Prompt →
Below are some records. Say how many of their lines include the string "BETA", giving only the number.

(Collected data)

####

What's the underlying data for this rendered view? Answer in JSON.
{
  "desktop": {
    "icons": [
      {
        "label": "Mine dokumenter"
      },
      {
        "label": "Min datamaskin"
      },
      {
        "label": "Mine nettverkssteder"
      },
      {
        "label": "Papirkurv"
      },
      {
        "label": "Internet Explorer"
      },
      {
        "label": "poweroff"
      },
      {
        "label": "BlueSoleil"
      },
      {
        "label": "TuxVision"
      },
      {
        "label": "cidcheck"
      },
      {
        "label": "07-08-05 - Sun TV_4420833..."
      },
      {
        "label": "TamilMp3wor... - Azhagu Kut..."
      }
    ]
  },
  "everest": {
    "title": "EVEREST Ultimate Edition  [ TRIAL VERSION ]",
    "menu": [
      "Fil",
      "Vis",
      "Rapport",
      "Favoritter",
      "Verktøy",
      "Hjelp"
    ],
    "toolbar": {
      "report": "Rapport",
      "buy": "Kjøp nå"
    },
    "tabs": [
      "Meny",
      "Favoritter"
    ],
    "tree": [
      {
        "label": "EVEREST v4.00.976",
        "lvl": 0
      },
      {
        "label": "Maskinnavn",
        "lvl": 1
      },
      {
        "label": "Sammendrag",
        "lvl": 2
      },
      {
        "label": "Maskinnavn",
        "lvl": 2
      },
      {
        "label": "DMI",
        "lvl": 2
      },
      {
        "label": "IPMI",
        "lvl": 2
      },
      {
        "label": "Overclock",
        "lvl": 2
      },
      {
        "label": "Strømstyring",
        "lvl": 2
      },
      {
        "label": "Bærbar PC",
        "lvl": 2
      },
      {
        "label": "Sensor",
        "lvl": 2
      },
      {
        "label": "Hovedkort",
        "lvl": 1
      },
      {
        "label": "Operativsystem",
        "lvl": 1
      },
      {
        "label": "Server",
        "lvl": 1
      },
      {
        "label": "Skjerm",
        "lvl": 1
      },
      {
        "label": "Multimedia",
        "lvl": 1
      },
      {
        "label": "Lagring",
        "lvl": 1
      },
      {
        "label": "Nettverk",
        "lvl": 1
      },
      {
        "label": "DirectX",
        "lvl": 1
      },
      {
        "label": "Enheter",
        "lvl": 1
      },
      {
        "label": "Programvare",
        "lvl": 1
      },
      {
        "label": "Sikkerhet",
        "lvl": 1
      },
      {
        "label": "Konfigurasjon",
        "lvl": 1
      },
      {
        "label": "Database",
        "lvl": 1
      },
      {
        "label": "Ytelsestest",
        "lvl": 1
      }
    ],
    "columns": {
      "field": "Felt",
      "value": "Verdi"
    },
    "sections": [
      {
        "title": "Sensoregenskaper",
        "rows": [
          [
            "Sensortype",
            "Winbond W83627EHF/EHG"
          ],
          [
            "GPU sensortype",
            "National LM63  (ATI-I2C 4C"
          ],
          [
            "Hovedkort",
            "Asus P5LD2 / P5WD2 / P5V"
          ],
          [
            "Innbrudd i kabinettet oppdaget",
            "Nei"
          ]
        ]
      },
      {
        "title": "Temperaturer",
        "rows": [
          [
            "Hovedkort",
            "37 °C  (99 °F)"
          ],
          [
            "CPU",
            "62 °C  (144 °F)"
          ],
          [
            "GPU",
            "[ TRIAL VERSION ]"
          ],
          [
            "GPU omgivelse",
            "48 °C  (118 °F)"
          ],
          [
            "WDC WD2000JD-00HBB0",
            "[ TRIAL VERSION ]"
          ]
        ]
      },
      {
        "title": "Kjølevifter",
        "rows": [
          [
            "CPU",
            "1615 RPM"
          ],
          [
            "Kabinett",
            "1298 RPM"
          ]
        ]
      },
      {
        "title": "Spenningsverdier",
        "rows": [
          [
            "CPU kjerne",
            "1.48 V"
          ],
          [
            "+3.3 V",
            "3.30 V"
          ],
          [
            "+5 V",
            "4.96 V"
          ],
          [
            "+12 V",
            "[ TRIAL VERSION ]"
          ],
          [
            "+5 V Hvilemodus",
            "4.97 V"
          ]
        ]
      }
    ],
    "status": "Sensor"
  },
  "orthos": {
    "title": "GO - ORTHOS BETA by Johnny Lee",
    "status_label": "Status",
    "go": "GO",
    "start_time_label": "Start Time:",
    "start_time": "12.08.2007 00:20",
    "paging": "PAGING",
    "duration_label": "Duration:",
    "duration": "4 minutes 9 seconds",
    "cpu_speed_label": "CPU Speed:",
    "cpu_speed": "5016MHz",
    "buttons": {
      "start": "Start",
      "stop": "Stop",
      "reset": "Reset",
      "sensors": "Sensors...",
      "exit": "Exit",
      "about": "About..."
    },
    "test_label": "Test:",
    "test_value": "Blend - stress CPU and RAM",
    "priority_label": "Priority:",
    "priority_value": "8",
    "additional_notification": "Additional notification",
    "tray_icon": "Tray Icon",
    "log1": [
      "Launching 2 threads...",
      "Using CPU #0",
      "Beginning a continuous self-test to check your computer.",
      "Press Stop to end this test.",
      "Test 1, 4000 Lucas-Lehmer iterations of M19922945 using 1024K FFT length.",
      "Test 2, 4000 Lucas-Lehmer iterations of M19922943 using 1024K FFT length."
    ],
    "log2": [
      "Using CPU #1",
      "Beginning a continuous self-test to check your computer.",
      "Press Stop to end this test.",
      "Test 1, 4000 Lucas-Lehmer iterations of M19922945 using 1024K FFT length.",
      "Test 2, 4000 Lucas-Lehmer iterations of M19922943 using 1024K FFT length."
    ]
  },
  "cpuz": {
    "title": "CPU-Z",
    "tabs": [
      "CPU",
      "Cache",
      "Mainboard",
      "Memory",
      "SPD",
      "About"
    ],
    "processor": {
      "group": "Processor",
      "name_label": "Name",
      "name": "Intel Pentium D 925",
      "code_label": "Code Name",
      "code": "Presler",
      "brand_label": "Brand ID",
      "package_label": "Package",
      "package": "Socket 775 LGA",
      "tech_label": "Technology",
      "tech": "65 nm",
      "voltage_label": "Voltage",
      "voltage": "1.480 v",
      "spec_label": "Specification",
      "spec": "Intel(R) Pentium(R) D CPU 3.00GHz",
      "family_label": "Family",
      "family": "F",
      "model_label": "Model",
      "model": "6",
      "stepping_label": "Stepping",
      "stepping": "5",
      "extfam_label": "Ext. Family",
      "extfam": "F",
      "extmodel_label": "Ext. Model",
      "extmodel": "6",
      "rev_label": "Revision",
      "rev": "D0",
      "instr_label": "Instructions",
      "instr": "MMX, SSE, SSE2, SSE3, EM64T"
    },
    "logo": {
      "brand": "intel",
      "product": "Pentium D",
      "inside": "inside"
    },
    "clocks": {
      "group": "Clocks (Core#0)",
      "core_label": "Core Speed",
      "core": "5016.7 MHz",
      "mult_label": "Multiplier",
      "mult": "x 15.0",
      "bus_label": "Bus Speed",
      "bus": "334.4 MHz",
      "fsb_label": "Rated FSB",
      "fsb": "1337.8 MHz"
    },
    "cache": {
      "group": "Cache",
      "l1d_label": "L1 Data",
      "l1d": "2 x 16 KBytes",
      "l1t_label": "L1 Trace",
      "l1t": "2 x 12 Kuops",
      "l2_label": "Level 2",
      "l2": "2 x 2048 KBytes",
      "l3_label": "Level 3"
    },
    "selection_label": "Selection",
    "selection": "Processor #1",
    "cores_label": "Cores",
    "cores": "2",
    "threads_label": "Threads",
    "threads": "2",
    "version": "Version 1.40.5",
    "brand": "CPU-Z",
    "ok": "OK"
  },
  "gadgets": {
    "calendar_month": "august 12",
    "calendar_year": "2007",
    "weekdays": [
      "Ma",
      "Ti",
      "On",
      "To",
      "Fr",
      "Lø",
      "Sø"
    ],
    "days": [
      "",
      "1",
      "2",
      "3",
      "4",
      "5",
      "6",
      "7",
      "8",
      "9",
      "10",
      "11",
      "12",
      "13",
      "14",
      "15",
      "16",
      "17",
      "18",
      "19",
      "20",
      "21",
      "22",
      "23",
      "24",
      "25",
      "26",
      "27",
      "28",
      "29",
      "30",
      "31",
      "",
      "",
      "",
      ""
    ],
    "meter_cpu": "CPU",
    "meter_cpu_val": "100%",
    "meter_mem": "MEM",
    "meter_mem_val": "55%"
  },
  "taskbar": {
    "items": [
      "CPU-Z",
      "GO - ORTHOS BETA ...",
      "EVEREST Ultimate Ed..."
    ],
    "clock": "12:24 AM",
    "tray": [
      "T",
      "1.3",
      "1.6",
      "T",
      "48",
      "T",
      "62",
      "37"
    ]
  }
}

####

Response to this task →
2